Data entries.
>> Start

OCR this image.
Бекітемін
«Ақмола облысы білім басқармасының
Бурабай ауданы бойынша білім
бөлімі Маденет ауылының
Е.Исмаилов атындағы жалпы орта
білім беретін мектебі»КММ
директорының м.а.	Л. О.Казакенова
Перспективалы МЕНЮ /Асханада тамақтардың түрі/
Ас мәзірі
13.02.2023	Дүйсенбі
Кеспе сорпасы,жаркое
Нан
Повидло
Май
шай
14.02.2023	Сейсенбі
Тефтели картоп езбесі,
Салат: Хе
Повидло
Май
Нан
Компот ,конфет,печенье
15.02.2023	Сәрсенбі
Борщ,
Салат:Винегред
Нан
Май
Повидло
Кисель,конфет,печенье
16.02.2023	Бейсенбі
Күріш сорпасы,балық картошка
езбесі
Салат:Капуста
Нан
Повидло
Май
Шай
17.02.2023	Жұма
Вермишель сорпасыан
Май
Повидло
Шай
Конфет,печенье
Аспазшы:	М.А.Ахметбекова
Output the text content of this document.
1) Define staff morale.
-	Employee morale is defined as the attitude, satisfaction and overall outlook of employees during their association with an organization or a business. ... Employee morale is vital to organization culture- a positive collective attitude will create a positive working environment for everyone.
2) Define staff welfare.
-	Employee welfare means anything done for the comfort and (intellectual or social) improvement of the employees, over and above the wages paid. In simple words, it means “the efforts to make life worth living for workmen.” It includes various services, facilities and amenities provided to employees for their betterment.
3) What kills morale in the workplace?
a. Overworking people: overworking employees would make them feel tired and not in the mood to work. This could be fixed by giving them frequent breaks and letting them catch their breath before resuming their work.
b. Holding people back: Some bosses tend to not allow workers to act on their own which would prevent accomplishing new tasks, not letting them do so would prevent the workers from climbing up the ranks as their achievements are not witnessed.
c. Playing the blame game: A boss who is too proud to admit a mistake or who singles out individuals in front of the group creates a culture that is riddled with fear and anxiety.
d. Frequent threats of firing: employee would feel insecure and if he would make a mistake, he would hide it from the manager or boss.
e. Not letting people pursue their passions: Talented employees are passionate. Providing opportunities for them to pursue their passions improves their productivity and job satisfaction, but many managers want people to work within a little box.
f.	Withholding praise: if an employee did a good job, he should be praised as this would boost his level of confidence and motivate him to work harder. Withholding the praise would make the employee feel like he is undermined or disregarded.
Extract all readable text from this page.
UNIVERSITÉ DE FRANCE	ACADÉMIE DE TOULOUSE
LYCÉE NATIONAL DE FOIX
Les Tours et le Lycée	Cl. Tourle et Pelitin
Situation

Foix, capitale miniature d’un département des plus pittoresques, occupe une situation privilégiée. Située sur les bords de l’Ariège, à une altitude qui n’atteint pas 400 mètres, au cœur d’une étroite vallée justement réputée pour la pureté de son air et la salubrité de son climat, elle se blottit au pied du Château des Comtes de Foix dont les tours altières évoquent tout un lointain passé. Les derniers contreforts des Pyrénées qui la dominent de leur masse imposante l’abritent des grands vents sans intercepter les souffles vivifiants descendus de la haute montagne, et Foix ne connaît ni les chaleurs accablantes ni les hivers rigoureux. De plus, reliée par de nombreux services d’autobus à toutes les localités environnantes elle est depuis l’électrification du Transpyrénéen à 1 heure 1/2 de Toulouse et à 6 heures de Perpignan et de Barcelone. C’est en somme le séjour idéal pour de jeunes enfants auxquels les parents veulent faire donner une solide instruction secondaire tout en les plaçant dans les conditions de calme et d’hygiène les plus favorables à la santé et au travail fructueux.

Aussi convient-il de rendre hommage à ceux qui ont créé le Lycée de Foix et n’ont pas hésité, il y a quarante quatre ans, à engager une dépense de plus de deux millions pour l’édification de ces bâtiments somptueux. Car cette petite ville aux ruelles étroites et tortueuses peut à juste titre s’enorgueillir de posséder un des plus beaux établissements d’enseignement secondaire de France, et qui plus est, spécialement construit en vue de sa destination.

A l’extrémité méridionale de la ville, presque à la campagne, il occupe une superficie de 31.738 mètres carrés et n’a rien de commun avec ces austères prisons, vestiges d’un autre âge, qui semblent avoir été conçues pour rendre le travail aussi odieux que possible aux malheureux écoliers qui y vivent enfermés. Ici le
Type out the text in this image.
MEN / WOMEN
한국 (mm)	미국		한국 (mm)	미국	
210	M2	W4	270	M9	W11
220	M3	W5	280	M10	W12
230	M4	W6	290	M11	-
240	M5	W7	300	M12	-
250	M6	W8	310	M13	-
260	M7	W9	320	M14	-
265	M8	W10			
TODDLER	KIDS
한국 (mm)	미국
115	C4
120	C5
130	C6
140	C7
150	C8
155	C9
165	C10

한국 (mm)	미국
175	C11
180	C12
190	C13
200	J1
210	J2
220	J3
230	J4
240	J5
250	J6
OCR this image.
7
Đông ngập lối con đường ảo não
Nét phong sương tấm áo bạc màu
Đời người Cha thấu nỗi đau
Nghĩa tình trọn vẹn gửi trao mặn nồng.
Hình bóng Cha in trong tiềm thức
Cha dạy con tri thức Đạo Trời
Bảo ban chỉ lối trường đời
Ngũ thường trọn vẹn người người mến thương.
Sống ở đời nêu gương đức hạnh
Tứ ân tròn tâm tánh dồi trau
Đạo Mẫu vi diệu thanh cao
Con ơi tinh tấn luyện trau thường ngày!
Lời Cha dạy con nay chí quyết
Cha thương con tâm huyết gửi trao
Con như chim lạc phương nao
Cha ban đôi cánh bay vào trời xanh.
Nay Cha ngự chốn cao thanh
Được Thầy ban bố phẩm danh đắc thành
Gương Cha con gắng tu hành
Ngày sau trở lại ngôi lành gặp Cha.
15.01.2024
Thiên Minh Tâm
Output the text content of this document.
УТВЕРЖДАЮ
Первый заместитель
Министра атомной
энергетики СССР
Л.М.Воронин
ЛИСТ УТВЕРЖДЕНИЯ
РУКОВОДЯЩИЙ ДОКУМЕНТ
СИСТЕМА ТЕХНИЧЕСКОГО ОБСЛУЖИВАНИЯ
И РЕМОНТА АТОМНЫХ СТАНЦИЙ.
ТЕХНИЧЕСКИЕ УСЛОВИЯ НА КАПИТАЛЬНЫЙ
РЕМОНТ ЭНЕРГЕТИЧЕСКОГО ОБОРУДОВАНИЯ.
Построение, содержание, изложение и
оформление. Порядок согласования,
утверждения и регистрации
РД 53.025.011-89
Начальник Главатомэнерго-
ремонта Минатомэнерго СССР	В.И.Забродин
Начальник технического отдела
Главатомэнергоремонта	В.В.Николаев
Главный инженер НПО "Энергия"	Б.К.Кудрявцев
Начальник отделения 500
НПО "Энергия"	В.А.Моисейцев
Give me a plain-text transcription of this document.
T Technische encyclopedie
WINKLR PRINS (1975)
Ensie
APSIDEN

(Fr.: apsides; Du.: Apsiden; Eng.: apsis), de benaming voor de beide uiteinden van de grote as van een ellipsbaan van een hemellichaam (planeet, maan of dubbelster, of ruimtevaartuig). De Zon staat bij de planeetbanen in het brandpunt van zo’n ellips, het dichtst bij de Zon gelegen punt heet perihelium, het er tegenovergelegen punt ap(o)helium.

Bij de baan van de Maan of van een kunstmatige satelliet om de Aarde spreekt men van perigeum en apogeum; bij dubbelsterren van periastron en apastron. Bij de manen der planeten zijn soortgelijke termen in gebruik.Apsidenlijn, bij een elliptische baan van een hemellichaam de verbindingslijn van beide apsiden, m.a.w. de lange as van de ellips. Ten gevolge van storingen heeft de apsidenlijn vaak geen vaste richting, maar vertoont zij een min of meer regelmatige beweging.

>> End

DIRECTIONS. Return all of the above records exactly, leaving no line out.

THE REPLY.
OCR this image.
Бекітемін
«Ақмола облысы білім басқармасының
Бурабай ауданы бойынша білім
бөлімі Маденет ауылының
Е.Исмаилов атындағы жалпы орта
білім беретін мектебі»КММ
директорының м.а.	Л. О.Казакенова
Перспективалы МЕНЮ /Асханада тамақтардың түрі/
Ас мәзірі
13.02.2023	Дүйсенбі
Кеспе сорпасы,жаркое
Нан
Повидло
Май
шай
14.02.2023	Сейсенбі
Тефтели картоп езбесі,
Салат: Хе
Повидло
Май
Нан
Компот ,конфет,печенье
15.02.2023	Сәрсенбі
Борщ,
Салат:Винегред
Нан
Май
Повидло
Кисель,конфет,печенье
16.02.2023	Бейсенбі
Күріш сорпасы,балық картошка
езбесі
Салат:Капуста
Нан
Повидло
Май
Шай
17.02.2023	Жұма
Вермишель сорпасыан
Май
Повидло
Шай
Конфет,печенье
Аспазшы:	М.А.Ахметбекова
Output the text content of this document.
1) Define staff morale.
-	Employee morale is defined as the attitude, satisfaction and overall outlook of employees during their association with an organization or a business. ... Employee morale is vital to organization culture- a positive collective attitude will create a positive working environment for everyone.
2) Define staff welfare.
-	Employee welfare means anything done for the comfort and (intellectual or social) improvement of the employees, over and above the wages paid. In simple words, it means “the efforts to make life worth living for workmen.” It includes various services, facilities and amenities provided to employees for their betterment.
3) What kills morale in the workplace?
a. Overworking people: overworking employees would make them feel tired and not in the mood to work. This could be fixed by giving them frequent breaks and letting them catch their breath before resuming their work.
b. Holding people back: Some bosses tend to not allow workers to act on their own which would prevent accomplishing new tasks, not letting them do so would prevent the workers from climbing up the ranks as their achievements are not witnessed.
c. Playing the blame game: A boss who is too proud to admit a mistake or who singles out individuals in front of the group creates a culture that is riddled with fear and anxiety.
d. Frequent threats of firing: employee would feel insecure and if he would make a mistake, he would hide it from the manager or boss.
e. Not letting people pursue their passions: Talented employees are passionate. Providing opportunities for them to pursue their passions improves their productivity and job satisfaction, but many managers want people to work within a little box.
f.	Withholding praise: if an employee did a good job, he should be praised as this would boost his level of confidence and motivate him to work harder. Withholding the praise would make the employee feel like he is undermined or disregarded.
Extract all readable text from this page.
UNIVERSITÉ DE FRANCE	ACADÉMIE DE TOULOUSE
LYCÉE NATIONAL DE FOIX
Les Tours et le Lycée	Cl. Tourle et Pelitin
Situation

Foix, capitale miniature d’un département des plus pittoresques, occupe une situation privilégiée. Située sur les bords de l’Ariège, à une altitude qui n’atteint pas 400 mètres, au cœur d’une étroite vallée justement réputée pour la pureté de son air et la salubrité de son climat, elle se blottit au pied du Château des Comtes de Foix dont les tours altières évoquent tout un lointain passé. Les derniers contreforts des Pyrénées qui la dominent de leur masse imposante l’abritent des grands vents sans intercepter les souffles vivifiants descendus de la haute montagne, et Foix ne connaît ni les chaleurs accablantes ni les hivers rigoureux. De plus, reliée par de nombreux services d’autobus à toutes les localités environnantes elle est depuis l’électrification du Transpyrénéen à 1 heure 1/2 de Toulouse et à 6 heures de Perpignan et de Barcelone. C’est en somme le séjour idéal pour de jeunes enfants auxquels les parents veulent faire donner une solide instruction secondaire tout en les plaçant dans les conditions de calme et d’hygiène les plus favorables à la santé et au travail fructueux.

Aussi convient-il de rendre hommage à ceux qui ont créé le Lycée de Foix et n’ont pas hésité, il y a quarante quatre ans, à engager une dépense de plus de deux millions pour l’édification de ces bâtiments somptueux. Car cette petite ville aux ruelles étroites et tortueuses peut à juste titre s’enorgueillir de posséder un des plus beaux établissements d’enseignement secondaire de France, et qui plus est, spécialement construit en vue de sa destination.

A l’extrémité méridionale de la ville, presque à la campagne, il occupe une superficie de 31.738 mètres carrés et n’a rien de commun avec ces austères prisons, vestiges d’un autre âge, qui semblent avoir été conçues pour rendre le travail aussi odieux que possible aux malheureux écoliers qui y vivent enfermés. Ici le
Type out the text in this image.
MEN / WOMEN
한국 (mm)	미국		한국 (mm)	미국	
210	M2	W4	270	M9	W11
220	M3	W5	280	M10	W12
230	M4	W6	290	M11	-
240	M5	W7	300	M12	-
250	M6	W8	310	M13	-
260	M7	W9	320	M14	-
265	M8	W10			
TODDLER	KIDS
한국 (mm)	미국
115	C4
120	C5
130	C6
140	C7
150	C8
155	C9
165	C10

한국 (mm)	미국
175	C11
180	C12
190	C13
200	J1
210	J2
220	J3
230	J4
240	J5
250	J6
OCR this image.
7
Đông ngập lối con đường ảo não
Nét phong sương tấm áo bạc màu
Đời người Cha thấu nỗi đau
Nghĩa tình trọn vẹn gửi trao mặn nồng.
Hình bóng Cha in trong tiềm thức
Cha dạy con tri thức Đạo Trời
Bảo ban chỉ lối trường đời
Ngũ thường trọn vẹn người người mến thương.
Sống ở đời nêu gương đức hạnh
Tứ ân tròn tâm tánh dồi trau
Đạo Mẫu vi diệu thanh cao
Con ơi tinh tấn luyện trau thường ngày!
Lời Cha dạy con nay chí quyết
Cha thương con tâm huyết gửi trao
Con như chim lạc phương nao
Cha ban đôi cánh bay vào trời xanh.
Nay Cha ngự chốn cao thanh
Được Thầy ban bố phẩm danh đắc thành
Gương Cha con gắng tu hành
Ngày sau trở lại ngôi lành gặp Cha.
15.01.2024
Thiên Minh Tâm
Output the text content of this document.
УТВЕРЖДАЮ
Первый заместитель
Министра атомной
энергетики СССР
Л.М.Воронин
ЛИСТ УТВЕРЖДЕНИЯ
РУКОВОДЯЩИЙ ДОКУМЕНТ
СИСТЕМА ТЕХНИЧЕСКОГО ОБСЛУЖИВАНИЯ
И РЕМОНТА АТОМНЫХ СТАНЦИЙ.
ТЕХНИЧЕСКИЕ УСЛОВИЯ НА КАПИТАЛЬНЫЙ
РЕМОНТ ЭНЕРГЕТИЧЕСКОГО ОБОРУДОВАНИЯ.
Построение, содержание, изложение и
оформление. Порядок согласования,
утверждения и регистрации
РД 53.025.011-89
Начальник Главатомэнерго-
ремонта Минатомэнерго СССР	В.И.Забродин
Начальник технического отдела
Главатомэнергоремонта	В.В.Николаев
Главный инженер НПО "Энергия"	Б.К.Кудрявцев
Начальник отделения 500
НПО "Энергия"	В.А.Моисейцев
Give me a plain-text transcription of this document.
T Technische encyclopedie
WINKLR PRINS (1975)
Ensie
APSIDEN

(Fr.: apsides; Du.: Apsiden; Eng.: apsis), de benaming voor de beide uiteinden van de grote as van een ellipsbaan van een hemellichaam (planeet, maan of dubbelster, of ruimtevaartuig). De Zon staat bij de planeetbanen in het brandpunt van zo’n ellips, het dichtst bij de Zon gelegen punt heet perihelium, het er tegenovergelegen punt ap(o)helium.

Bij de baan van de Maan of van een kunstmatige satelliet om de Aarde spreekt men van perigeum en apogeum; bij dubbelsterren van periastron en apastron. Bij de manen der planeten zijn soortgelijke termen in gebruik.Apsidenlijn, bij een elliptische baan van een hemellichaam de verbindingslijn van beide apsiden, m.a.w. de lange as van de ellips. Ten gevolge van storingen heeft de apsidenlijn vaak geen vaste richting, maar vertoont zij een min of meer regelmatige beweging.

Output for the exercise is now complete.